■ EXERCISE PROMPT
Copy out each line below that has the word "Brocatto" in it.

[Saved data entries]
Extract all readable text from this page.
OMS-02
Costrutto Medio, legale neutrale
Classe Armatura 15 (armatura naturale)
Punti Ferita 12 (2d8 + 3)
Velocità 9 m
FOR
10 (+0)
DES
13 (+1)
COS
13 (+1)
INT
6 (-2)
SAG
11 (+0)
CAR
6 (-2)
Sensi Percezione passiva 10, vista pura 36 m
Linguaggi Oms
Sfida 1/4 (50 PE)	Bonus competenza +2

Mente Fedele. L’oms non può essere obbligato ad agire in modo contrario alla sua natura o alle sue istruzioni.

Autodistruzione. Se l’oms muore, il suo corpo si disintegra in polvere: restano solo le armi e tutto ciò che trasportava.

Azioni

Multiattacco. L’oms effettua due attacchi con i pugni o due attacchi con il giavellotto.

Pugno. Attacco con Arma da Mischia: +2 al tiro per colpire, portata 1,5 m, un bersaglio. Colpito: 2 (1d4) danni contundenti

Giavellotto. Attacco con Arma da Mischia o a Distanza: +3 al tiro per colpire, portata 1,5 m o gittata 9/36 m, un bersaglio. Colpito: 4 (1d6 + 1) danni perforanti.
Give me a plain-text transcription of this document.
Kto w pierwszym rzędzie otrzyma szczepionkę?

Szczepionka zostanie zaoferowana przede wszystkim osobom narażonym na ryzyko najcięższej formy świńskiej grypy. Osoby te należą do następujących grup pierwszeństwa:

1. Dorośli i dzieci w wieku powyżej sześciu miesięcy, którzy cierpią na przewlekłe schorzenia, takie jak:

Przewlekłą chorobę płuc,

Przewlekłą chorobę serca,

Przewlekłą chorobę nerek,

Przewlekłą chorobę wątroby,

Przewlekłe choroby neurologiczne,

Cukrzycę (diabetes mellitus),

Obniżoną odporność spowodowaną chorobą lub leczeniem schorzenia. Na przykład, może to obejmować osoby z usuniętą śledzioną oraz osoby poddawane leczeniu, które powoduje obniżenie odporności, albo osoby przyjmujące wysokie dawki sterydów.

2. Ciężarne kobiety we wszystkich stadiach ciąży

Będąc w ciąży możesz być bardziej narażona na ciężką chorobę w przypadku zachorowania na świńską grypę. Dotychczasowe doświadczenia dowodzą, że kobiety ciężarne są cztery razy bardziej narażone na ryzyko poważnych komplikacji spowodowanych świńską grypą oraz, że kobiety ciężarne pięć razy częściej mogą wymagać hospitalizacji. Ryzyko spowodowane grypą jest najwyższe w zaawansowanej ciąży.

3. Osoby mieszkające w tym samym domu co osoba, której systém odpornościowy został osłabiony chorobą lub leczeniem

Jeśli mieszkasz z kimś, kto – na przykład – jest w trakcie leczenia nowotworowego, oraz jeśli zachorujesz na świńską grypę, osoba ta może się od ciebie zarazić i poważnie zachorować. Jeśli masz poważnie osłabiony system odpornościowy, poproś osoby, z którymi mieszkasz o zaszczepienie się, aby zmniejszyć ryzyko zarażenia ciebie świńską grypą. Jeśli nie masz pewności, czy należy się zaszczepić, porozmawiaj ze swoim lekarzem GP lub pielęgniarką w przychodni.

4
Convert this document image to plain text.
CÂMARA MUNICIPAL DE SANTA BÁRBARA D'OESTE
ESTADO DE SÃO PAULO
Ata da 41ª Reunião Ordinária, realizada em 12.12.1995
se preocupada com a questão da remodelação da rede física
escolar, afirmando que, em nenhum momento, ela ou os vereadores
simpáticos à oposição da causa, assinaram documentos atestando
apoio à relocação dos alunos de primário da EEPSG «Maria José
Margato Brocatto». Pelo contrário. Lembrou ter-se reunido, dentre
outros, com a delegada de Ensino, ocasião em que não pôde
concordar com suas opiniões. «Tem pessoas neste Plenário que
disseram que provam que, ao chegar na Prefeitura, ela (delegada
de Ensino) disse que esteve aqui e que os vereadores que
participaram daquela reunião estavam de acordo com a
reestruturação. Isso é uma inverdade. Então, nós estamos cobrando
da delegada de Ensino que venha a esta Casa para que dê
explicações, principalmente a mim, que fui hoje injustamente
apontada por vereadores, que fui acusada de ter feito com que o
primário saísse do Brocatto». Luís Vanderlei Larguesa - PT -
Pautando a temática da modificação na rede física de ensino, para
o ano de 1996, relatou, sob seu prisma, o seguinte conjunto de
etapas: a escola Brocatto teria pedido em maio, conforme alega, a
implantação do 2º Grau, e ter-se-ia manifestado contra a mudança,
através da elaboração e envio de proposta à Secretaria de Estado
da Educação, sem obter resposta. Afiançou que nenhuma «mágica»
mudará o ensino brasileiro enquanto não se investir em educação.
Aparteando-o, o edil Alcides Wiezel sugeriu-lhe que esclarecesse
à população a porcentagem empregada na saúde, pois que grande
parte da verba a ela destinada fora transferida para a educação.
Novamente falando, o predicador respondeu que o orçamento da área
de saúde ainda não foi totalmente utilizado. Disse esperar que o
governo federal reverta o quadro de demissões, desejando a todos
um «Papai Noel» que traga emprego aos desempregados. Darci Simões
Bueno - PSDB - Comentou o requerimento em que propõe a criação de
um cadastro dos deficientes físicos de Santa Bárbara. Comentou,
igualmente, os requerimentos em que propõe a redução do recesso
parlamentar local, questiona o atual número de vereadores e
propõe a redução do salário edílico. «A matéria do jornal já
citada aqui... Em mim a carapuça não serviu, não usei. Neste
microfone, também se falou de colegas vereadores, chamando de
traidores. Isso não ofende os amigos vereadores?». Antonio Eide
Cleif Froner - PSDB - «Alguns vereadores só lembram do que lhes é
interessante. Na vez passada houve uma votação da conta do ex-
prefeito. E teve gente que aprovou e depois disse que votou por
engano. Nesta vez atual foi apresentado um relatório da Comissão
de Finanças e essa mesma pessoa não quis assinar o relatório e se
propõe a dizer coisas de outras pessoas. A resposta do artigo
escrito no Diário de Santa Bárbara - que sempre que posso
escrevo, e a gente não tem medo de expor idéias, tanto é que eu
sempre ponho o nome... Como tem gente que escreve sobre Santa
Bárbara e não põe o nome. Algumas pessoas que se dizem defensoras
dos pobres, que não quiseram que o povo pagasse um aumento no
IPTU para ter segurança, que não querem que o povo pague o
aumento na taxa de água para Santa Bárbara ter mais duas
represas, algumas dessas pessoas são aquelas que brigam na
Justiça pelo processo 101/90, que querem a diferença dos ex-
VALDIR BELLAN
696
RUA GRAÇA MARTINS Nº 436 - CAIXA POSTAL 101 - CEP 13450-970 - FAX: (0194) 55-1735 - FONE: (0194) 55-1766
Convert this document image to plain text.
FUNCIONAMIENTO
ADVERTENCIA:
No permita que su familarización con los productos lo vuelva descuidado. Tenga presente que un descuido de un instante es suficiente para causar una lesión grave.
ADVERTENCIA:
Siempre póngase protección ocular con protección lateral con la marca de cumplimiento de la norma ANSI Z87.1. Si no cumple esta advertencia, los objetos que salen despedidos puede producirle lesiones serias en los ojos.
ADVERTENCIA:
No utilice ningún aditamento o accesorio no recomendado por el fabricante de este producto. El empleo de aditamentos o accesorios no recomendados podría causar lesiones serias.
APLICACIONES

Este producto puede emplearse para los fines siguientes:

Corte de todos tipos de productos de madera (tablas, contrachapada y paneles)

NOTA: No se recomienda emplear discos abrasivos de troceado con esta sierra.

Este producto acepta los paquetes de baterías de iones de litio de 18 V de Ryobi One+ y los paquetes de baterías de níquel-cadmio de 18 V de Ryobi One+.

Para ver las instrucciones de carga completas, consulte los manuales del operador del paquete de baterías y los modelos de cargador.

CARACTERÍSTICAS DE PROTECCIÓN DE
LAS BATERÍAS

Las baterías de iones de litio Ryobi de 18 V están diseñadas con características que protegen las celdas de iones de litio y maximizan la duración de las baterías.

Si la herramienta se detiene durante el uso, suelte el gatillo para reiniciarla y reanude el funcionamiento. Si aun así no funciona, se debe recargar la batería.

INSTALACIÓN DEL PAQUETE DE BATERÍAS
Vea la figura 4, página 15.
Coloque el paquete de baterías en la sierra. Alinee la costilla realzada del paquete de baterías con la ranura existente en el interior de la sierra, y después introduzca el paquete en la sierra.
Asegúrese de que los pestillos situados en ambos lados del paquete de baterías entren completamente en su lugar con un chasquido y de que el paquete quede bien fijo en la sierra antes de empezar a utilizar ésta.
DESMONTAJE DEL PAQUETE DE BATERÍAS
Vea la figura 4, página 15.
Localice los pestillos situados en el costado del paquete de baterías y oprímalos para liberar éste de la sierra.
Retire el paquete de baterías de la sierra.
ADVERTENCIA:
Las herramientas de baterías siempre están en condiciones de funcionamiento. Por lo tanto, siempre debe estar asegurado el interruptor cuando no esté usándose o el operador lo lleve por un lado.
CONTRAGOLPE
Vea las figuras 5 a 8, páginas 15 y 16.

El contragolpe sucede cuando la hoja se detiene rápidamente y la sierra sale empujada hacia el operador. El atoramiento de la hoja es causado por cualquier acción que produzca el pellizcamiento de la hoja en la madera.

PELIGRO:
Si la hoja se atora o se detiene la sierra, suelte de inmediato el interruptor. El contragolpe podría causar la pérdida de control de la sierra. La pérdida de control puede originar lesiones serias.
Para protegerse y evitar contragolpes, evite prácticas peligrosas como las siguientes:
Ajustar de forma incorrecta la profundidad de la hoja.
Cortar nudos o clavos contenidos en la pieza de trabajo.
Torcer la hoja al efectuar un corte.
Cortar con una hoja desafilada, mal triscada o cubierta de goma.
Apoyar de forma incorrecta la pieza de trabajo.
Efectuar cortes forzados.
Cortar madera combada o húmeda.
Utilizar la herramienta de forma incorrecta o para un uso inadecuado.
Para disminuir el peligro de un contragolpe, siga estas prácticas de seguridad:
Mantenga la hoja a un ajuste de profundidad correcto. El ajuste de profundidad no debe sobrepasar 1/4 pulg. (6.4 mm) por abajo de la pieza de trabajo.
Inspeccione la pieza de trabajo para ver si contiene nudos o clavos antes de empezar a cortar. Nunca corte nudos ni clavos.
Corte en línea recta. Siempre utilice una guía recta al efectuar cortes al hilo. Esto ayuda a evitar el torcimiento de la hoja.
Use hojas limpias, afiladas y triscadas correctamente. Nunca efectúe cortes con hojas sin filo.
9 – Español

■ EXERCISE ANSWER
Margato Brocatto». Pelo contrário. Lembrou ter-se reunido, dentre
primário saísse do Brocatto». Luís Vanderlei Larguesa - PT -
etapas: a escola Brocatto teria pedido em maio, conforme alega, a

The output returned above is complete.